- SHORT EXERCISE -
Copy every line of the items below without any change, omitting the pictures.

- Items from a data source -

## BEGIN

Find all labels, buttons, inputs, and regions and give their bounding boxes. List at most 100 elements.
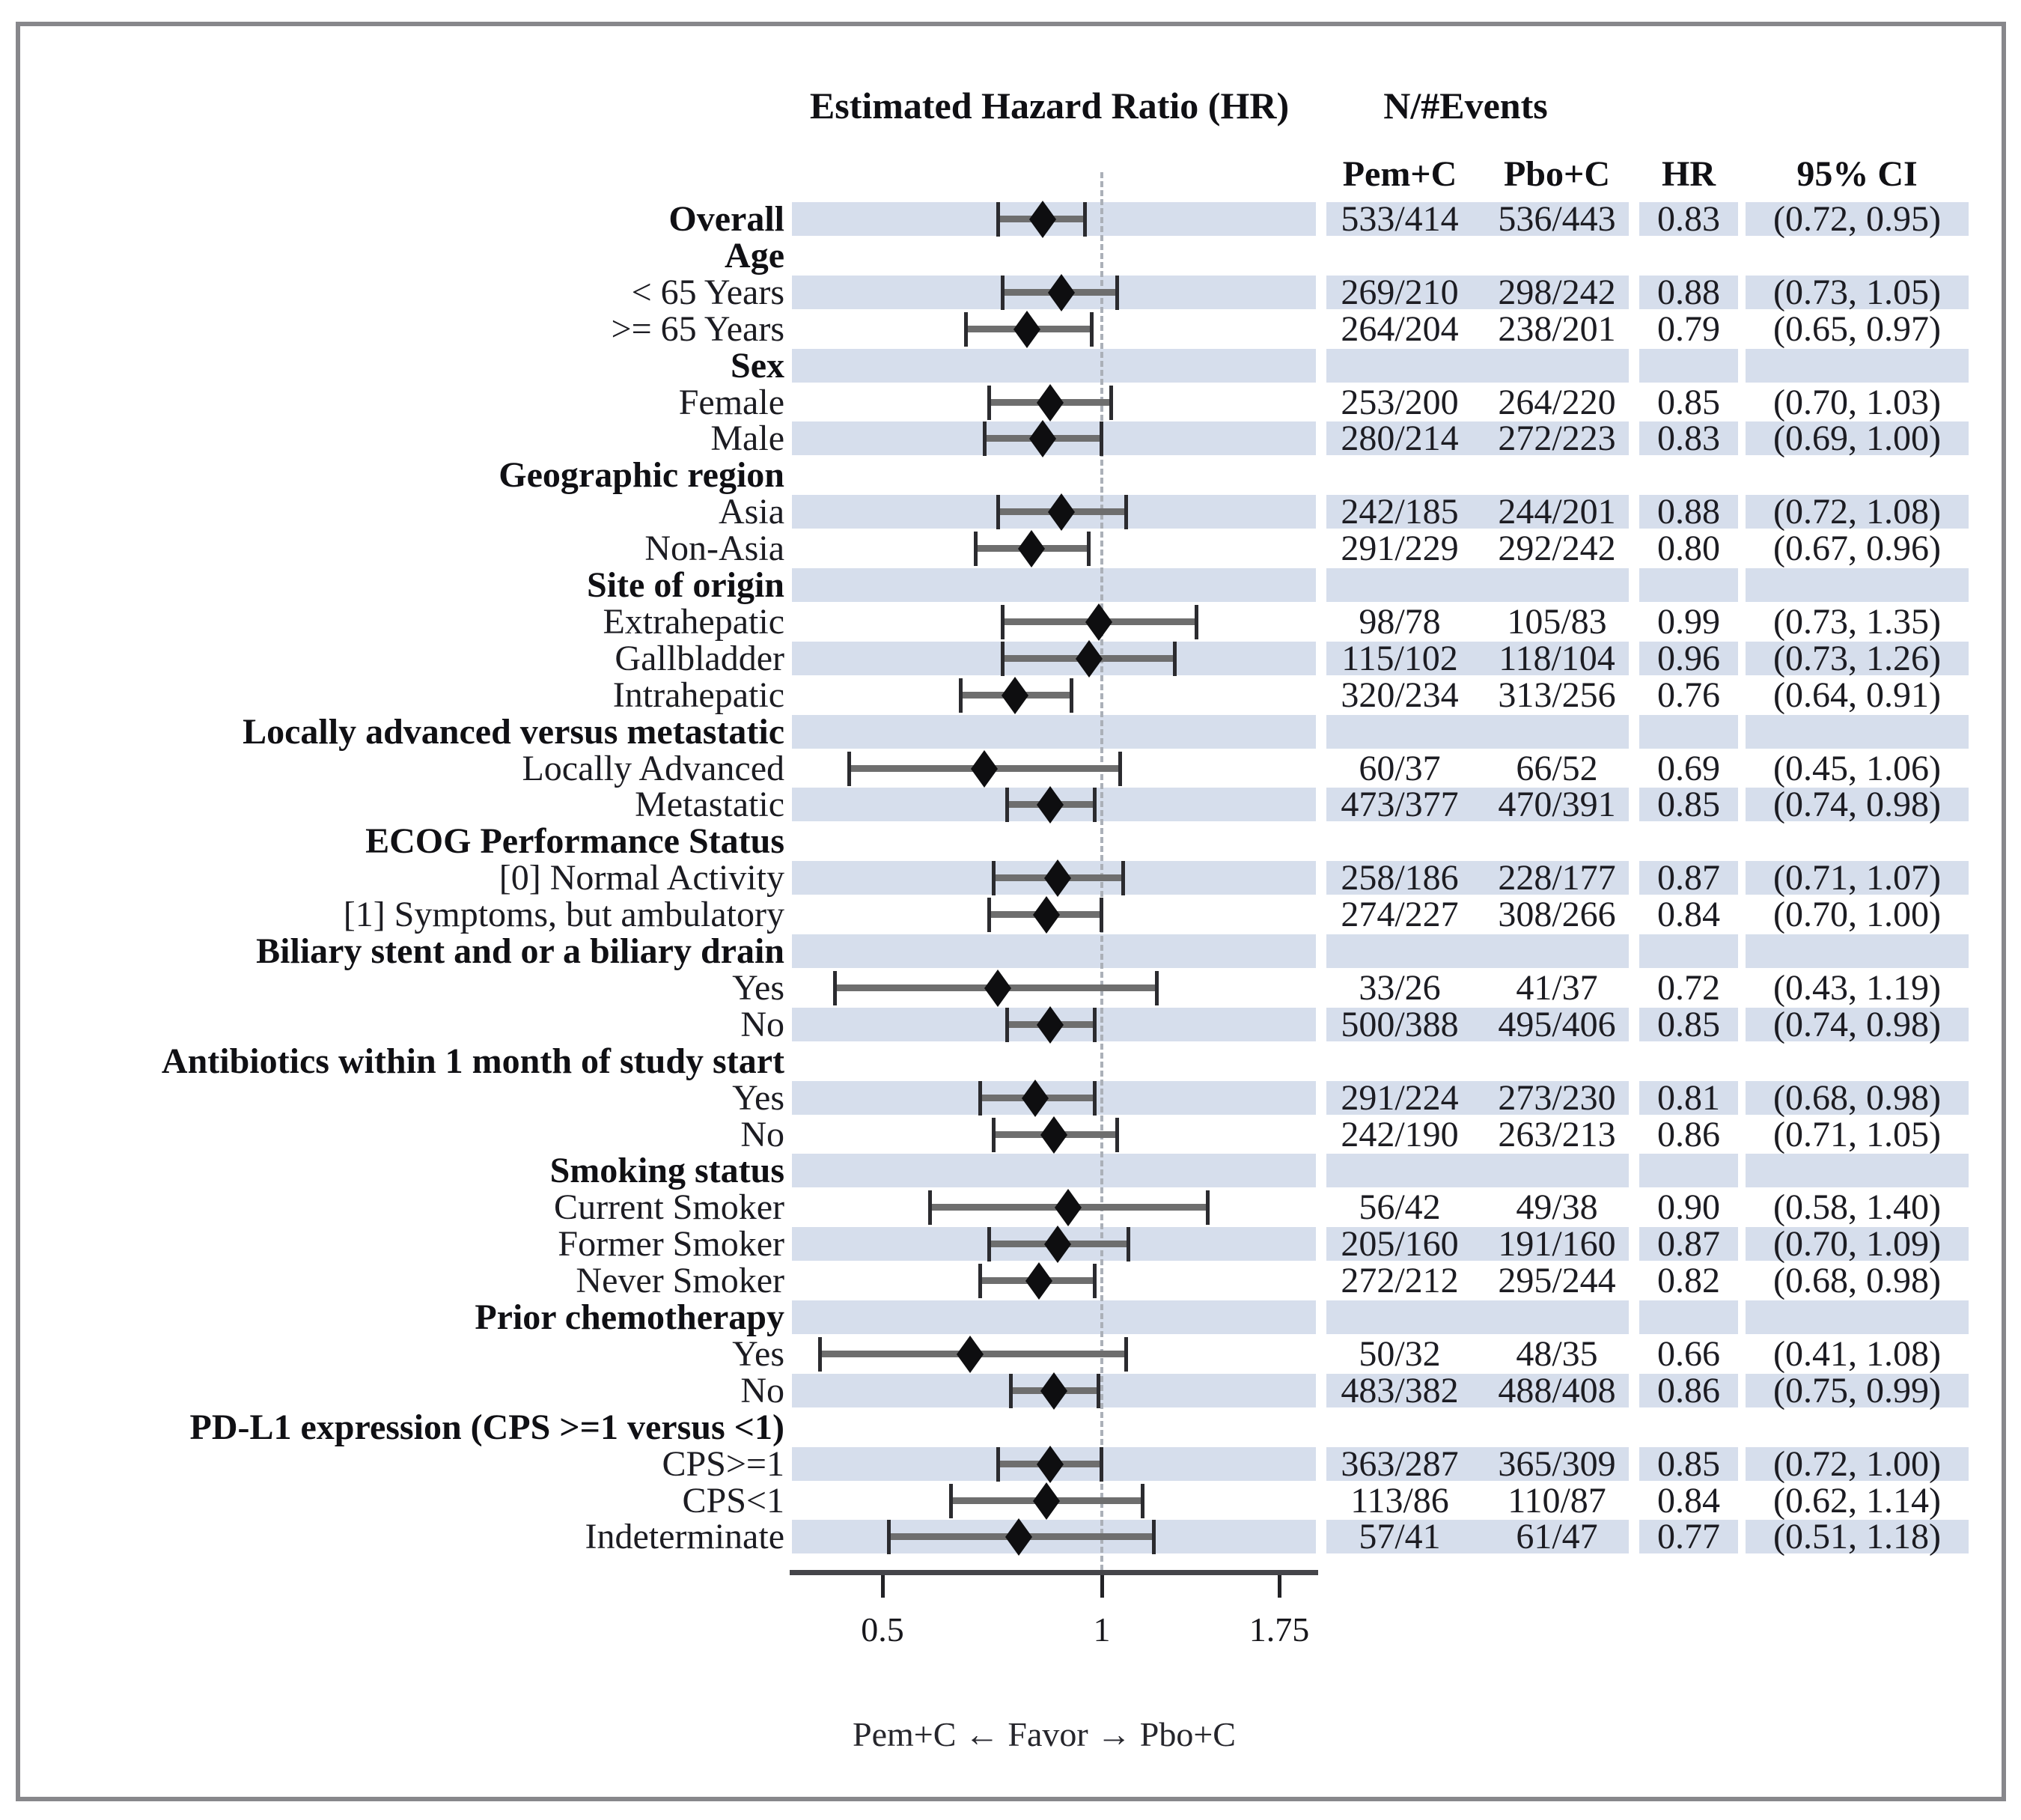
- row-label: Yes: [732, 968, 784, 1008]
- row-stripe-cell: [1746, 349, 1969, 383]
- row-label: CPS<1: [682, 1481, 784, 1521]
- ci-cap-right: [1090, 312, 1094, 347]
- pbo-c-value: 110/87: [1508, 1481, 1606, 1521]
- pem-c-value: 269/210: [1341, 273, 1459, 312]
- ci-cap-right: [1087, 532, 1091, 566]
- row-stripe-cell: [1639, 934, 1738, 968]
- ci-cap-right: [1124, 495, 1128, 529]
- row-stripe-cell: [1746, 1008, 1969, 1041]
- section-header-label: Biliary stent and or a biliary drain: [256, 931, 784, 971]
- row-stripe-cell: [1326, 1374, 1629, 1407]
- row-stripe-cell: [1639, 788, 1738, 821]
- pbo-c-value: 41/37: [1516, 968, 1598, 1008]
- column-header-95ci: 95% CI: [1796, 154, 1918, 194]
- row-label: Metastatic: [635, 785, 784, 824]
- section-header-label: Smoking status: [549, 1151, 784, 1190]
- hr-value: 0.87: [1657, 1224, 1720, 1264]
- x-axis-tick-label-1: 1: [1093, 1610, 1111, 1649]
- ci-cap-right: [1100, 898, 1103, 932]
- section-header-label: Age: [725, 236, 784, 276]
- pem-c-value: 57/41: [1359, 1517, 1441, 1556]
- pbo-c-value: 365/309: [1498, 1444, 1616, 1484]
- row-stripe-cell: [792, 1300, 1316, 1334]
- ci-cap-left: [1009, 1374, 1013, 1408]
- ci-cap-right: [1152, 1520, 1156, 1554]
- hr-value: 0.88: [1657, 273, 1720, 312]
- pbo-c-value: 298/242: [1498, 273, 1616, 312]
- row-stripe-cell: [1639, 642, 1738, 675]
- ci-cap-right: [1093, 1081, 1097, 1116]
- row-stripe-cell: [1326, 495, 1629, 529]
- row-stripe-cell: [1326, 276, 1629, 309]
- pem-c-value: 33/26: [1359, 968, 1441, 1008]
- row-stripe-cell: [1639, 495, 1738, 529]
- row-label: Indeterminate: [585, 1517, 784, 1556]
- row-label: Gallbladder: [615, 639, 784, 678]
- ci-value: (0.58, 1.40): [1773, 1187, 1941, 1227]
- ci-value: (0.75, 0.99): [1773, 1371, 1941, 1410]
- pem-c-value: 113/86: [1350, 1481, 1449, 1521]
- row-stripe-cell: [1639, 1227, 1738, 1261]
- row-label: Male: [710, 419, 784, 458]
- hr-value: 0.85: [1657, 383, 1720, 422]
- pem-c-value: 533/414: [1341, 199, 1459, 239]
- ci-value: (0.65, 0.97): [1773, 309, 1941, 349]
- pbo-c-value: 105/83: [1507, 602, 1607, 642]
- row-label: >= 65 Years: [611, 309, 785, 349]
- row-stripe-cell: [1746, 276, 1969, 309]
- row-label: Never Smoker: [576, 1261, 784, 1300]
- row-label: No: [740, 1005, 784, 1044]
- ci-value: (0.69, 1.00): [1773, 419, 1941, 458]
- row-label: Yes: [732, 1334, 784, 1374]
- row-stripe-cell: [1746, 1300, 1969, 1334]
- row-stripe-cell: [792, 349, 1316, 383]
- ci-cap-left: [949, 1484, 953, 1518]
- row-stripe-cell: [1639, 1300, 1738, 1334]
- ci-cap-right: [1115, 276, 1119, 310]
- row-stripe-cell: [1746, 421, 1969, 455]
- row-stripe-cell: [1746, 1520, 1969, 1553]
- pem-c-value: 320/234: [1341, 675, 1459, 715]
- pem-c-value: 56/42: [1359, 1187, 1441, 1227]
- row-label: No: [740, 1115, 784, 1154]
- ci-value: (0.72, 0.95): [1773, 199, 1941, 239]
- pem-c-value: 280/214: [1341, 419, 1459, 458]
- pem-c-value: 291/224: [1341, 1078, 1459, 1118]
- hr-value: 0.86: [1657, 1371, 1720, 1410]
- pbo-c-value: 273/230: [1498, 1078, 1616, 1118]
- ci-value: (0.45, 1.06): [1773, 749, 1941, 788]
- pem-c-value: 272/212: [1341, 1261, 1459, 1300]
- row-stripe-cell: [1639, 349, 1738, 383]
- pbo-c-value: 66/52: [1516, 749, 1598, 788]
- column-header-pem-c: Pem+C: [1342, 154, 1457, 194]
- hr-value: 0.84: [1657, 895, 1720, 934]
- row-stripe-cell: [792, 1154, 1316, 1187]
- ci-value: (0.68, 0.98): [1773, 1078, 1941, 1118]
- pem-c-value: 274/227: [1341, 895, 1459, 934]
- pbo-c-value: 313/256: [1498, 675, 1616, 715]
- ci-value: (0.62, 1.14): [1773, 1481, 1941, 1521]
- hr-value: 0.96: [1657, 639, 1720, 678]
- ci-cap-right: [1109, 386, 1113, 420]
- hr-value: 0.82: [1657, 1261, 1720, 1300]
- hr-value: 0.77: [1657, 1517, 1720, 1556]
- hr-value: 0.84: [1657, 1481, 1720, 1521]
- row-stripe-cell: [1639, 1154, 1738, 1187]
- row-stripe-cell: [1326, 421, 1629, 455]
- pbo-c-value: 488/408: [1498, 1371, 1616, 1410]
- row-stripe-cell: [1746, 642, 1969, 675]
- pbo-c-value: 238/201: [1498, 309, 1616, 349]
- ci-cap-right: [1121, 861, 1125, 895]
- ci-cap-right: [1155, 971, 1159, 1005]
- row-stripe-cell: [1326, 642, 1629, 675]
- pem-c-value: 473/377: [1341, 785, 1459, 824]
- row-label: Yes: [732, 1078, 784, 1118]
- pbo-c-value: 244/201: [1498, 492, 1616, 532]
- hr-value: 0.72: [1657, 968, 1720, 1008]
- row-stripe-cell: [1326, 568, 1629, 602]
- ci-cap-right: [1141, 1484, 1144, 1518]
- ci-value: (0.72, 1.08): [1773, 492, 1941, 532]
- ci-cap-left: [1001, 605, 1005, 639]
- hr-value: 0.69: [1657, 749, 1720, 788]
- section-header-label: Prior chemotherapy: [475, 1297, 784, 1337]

## END

- OUTPUT OF THE TASK -
Find all labels, buttons, inputs, and regions and give their bounding boxes. List at most 100 elements.
- row-label: Yes: [732, 968, 784, 1008]
- row-stripe-cell: [1746, 349, 1969, 383]
- row-label: CPS<1: [682, 1481, 784, 1521]
- ci-cap-right: [1090, 312, 1094, 347]
- pbo-c-value: 110/87: [1508, 1481, 1606, 1521]
- pem-c-value: 269/210: [1341, 273, 1459, 312]
- ci-cap-right: [1087, 532, 1091, 566]
- row-stripe-cell: [1639, 934, 1738, 968]
- ci-cap-right: [1124, 495, 1128, 529]
- row-stripe-cell: [1746, 1008, 1969, 1041]
- section-header-label: Biliary stent and or a biliary drain: [256, 931, 784, 971]
- row-stripe-cell: [1326, 1374, 1629, 1407]
- row-stripe-cell: [1639, 788, 1738, 821]
- pbo-c-value: 41/37: [1516, 968, 1598, 1008]
- column-header-95ci: 95% CI: [1796, 154, 1918, 194]
- row-label: Metastatic: [635, 785, 784, 824]
- section-header-label: Smoking status: [549, 1151, 784, 1190]
- hr-value: 0.87: [1657, 1224, 1720, 1264]
- x-axis-tick-label-1: 1: [1093, 1610, 1111, 1649]
- ci-cap-right: [1100, 898, 1103, 932]
- section-header-label: Age: [725, 236, 784, 276]
- pem-c-value: 57/41: [1359, 1517, 1441, 1556]
- pbo-c-value: 365/309: [1498, 1444, 1616, 1484]
- row-stripe-cell: [792, 1300, 1316, 1334]
- ci-cap-left: [1009, 1374, 1013, 1408]
- ci-cap-right: [1152, 1520, 1156, 1554]
- hr-value: 0.88: [1657, 273, 1720, 312]
- pbo-c-value: 298/242: [1498, 273, 1616, 312]
- row-stripe-cell: [1639, 642, 1738, 675]
- ci-cap-right: [1093, 1081, 1097, 1116]
- row-stripe-cell: [1326, 495, 1629, 529]
- row-stripe-cell: [1326, 276, 1629, 309]
- pem-c-value: 33/26: [1359, 968, 1441, 1008]
- row-stripe-cell: [1639, 495, 1738, 529]
- row-label: Indeterminate: [585, 1517, 784, 1556]
- row-label: Gallbladder: [615, 639, 784, 678]
- ci-value: (0.58, 1.40): [1773, 1187, 1941, 1227]
- ci-value: (0.75, 0.99): [1773, 1371, 1941, 1410]
- pem-c-value: 113/86: [1350, 1481, 1449, 1521]
- row-stripe-cell: [1639, 1227, 1738, 1261]
- row-label: Male: [710, 419, 784, 458]
- hr-value: 0.85: [1657, 383, 1720, 422]
- pem-c-value: 533/414: [1341, 199, 1459, 239]
- ci-value: (0.65, 0.97): [1773, 309, 1941, 349]
- pbo-c-value: 105/83: [1507, 602, 1607, 642]
- row-label: >= 65 Years: [611, 309, 785, 349]
- row-stripe-cell: [1746, 276, 1969, 309]
- row-label: Never Smoker: [576, 1261, 784, 1300]
- row-label: No: [740, 1005, 784, 1044]
- ci-value: (0.69, 1.00): [1773, 419, 1941, 458]
- row-label: Yes: [732, 1334, 784, 1374]
- row-stripe-cell: [1746, 1300, 1969, 1334]
- row-stripe-cell: [792, 349, 1316, 383]
- ci-cap-left: [949, 1484, 953, 1518]
- row-stripe-cell: [1639, 1300, 1738, 1334]
- ci-cap-right: [1115, 276, 1119, 310]
- row-stripe-cell: [1746, 421, 1969, 455]
- row-stripe-cell: [1746, 1520, 1969, 1553]
- pem-c-value: 320/234: [1341, 675, 1459, 715]
- pem-c-value: 56/42: [1359, 1187, 1441, 1227]
- row-label: No: [740, 1115, 784, 1154]
- ci-value: (0.72, 0.95): [1773, 199, 1941, 239]
- pem-c-value: 280/214: [1341, 419, 1459, 458]
- pem-c-value: 291/224: [1341, 1078, 1459, 1118]
- hr-value: 0.86: [1657, 1371, 1720, 1410]
- pbo-c-value: 273/230: [1498, 1078, 1616, 1118]
- ci-value: (0.45, 1.06): [1773, 749, 1941, 788]
- pem-c-value: 272/212: [1341, 1261, 1459, 1300]
- row-stripe-cell: [1639, 349, 1738, 383]
- pbo-c-value: 66/52: [1516, 749, 1598, 788]
- column-header-pem-c: Pem+C: [1342, 154, 1457, 194]
- hr-value: 0.84: [1657, 895, 1720, 934]
- row-stripe-cell: [792, 1154, 1316, 1187]
- ci-value: (0.68, 0.98): [1773, 1078, 1941, 1118]
- pem-c-value: 274/227: [1341, 895, 1459, 934]
- pbo-c-value: 313/256: [1498, 675, 1616, 715]
- ci-value: (0.62, 1.14): [1773, 1481, 1941, 1521]
- hr-value: 0.96: [1657, 639, 1720, 678]
- ci-cap-right: [1109, 386, 1113, 420]
- hr-value: 0.82: [1657, 1261, 1720, 1300]
- hr-value: 0.77: [1657, 1517, 1720, 1556]
- hr-value: 0.84: [1657, 1481, 1720, 1521]
- row-stripe-cell: [1639, 1154, 1738, 1187]
- row-stripe-cell: [1326, 421, 1629, 455]
- pbo-c-value: 488/408: [1498, 1371, 1616, 1410]
- row-stripe-cell: [1746, 642, 1969, 675]
- pbo-c-value: 238/201: [1498, 309, 1616, 349]
- ci-cap-right: [1121, 861, 1125, 895]
- ci-cap-right: [1155, 971, 1159, 1005]
- row-stripe-cell: [1326, 642, 1629, 675]
- pem-c-value: 473/377: [1341, 785, 1459, 824]
- row-label: Yes: [732, 1078, 784, 1118]
- pbo-c-value: 244/201: [1498, 492, 1616, 532]
- hr-value: 0.72: [1657, 968, 1720, 1008]
- row-stripe-cell: [1326, 568, 1629, 602]
- ci-cap-right: [1141, 1484, 1144, 1518]
- ci-value: (0.72, 1.08): [1773, 492, 1941, 532]
- ci-cap-left: [1001, 605, 1005, 639]
- hr-value: 0.69: [1657, 749, 1720, 788]
- section-header-label: Prior chemotherapy: [475, 1297, 784, 1337]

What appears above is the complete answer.